• TO BE DONE:
Copy out the entries exactly, from the first line to the last.

• RECORD EXTRACTS:
.....

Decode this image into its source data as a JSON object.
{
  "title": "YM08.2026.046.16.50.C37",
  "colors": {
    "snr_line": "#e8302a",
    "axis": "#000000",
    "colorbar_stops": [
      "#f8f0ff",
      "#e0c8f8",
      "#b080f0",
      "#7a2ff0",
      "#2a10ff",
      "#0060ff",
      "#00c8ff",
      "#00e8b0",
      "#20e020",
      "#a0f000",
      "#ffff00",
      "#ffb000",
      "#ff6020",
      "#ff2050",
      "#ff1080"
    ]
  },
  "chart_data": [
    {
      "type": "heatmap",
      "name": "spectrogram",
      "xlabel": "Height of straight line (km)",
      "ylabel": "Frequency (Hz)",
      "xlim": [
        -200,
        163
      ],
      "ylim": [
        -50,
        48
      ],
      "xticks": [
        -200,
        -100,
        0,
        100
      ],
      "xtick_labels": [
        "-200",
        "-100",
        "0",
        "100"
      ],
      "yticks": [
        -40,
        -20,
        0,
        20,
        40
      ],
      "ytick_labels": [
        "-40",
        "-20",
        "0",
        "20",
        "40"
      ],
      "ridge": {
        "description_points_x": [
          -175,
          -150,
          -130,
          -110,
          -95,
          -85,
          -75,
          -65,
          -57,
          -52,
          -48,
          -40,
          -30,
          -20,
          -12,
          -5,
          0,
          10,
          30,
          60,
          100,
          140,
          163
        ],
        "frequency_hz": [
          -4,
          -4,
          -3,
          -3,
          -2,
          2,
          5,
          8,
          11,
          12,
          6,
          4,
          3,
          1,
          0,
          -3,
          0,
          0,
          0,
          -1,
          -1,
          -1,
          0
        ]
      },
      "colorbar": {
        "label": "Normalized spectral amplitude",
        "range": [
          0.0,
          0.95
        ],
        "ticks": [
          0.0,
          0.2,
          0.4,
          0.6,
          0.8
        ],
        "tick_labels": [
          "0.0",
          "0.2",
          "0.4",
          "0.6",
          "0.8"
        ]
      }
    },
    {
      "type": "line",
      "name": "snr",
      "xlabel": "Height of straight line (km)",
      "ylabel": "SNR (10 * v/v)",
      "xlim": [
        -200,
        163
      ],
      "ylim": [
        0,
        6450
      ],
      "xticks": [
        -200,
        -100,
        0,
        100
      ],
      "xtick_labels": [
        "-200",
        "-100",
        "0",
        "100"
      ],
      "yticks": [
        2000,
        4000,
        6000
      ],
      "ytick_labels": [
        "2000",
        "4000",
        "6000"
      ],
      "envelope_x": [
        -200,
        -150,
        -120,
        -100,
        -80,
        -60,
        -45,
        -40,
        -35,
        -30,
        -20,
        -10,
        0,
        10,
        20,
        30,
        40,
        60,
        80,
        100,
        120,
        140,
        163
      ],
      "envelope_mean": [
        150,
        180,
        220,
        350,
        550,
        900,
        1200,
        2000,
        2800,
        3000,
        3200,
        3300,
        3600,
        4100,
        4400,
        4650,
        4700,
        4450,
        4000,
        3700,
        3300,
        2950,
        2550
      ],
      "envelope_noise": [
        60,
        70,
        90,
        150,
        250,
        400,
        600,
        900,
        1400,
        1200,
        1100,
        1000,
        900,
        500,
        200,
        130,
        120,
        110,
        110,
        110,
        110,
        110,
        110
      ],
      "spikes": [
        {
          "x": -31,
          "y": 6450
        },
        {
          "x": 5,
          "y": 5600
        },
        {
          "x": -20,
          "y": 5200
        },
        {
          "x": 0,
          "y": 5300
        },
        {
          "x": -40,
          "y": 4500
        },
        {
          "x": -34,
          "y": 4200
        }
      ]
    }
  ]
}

.....

• ANSWER TO THIS EXERCISE:
Decode this image into its source data as a JSON object.
{
  "title": "YM08.2026.046.16.50.C37",
  "colors": {
    "snr_line": "#e8302a",
    "axis": "#000000",
    "colorbar_stops": [
      "#f8f0ff",
      "#e0c8f8",
      "#b080f0",
      "#7a2ff0",
      "#2a10ff",
      "#0060ff",
      "#00c8ff",
      "#00e8b0",
      "#20e020",
      "#a0f000",
      "#ffff00",
      "#ffb000",
      "#ff6020",
      "#ff2050",
      "#ff1080"
    ]
  },
  "chart_data": [
    {
      "type": "heatmap",
      "name": "spectrogram",
      "xlabel": "Height of straight line (km)",
      "ylabel": "Frequency (Hz)",
      "xlim": [
        -200,
        163
      ],
      "ylim": [
        -50,
        48
      ],
      "xticks": [
        -200,
        -100,
        0,
        100
      ],
      "xtick_labels": [
        "-200",
        "-100",
        "0",
        "100"
      ],
      "yticks": [
        -40,
        -20,
        0,
        20,
        40
      ],
      "ytick_labels": [
        "-40",
        "-20",
        "0",
        "20",
        "40"
      ],
      "ridge": {
        "description_points_x": [
          -175,
          -150,
          -130,
          -110,
          -95,
          -85,
          -75,
          -65,
          -57,
          -52,
          -48,
          -40,
          -30,
          -20,
          -12,
          -5,
          0,
          10,
          30,
          60,
          100,
          140,
          163
        ],
        "frequency_hz": [
          -4,
          -4,
          -3,
          -3,
          -2,
          2,
          5,
          8,
          11,
          12,
          6,
          4,
          3,
          1,
          0,
          -3,
          0,
          0,
          0,
          -1,
          -1,
          -1,
          0
        ]
      },
      "colorbar": {
        "label": "Normalized spectral amplitude",
        "range": [
          0.0,
          0.95
        ],
        "ticks": [
          0.0,
          0.2,
          0.4,
          0.6,
          0.8
        ],
        "tick_labels": [
          "0.0",
          "0.2",
          "0.4",
          "0.6",
          "0.8"
        ]
      }
    },
    {
      "type": "line",
      "name": "snr",
      "xlabel": "Height of straight line (km)",
      "ylabel": "SNR (10 * v/v)",
      "xlim": [
        -200,
        163
      ],
      "ylim": [
        0,
        6450
      ],
      "xticks": [
        -200,
        -100,
        0,
        100
      ],
      "xtick_labels": [
        "-200",
        "-100",
        "0",
        "100"
      ],
      "yticks": [
        2000,
        4000,
        6000
      ],
      "ytick_labels": [
        "2000",
        "4000",
        "6000"
      ],
      "envelope_x": [
        -200,
        -150,
        -120,
        -100,
        -80,
        -60,
        -45,
        -40,
        -35,
        -30,
        -20,
        -10,
        0,
        10,
        20,
        30,
        40,
        60,
        80,
        100,
        120,
        140,
        163
      ],
      "envelope_mean": [
        150,
        180,
        220,
        350,
        550,
        900,
        1200,
        2000,
        2800,
        3000,
        3200,
        3300,
        3600,
        4100,
        4400,
        4650,
        4700,
        4450,
        4000,
        3700,
        3300,
        2950,
        2550
      ],
      "envelope_noise": [
        60,
        70,
        90,
        150,
        250,
        400,
        600,
        900,
        1400,
        1200,
        1100,
        1000,
        900,
        500,
        200,
        130,
        120,
        110,
        110,
        110,
        110,
        110,
        110
      ],
      "spikes": [
        {
          "x": -31,
          "y": 6450
        },
        {
          "x": 5,
          "y": 5600
        },
        {
          "x": -20,
          "y": 5200
        },
        {
          "x": 0,
          "y": 5300
        },
        {
          "x": -40,
          "y": 4500
        },
        {
          "x": -34,
          "y": 4200
        }
      ]
    }
  ]
}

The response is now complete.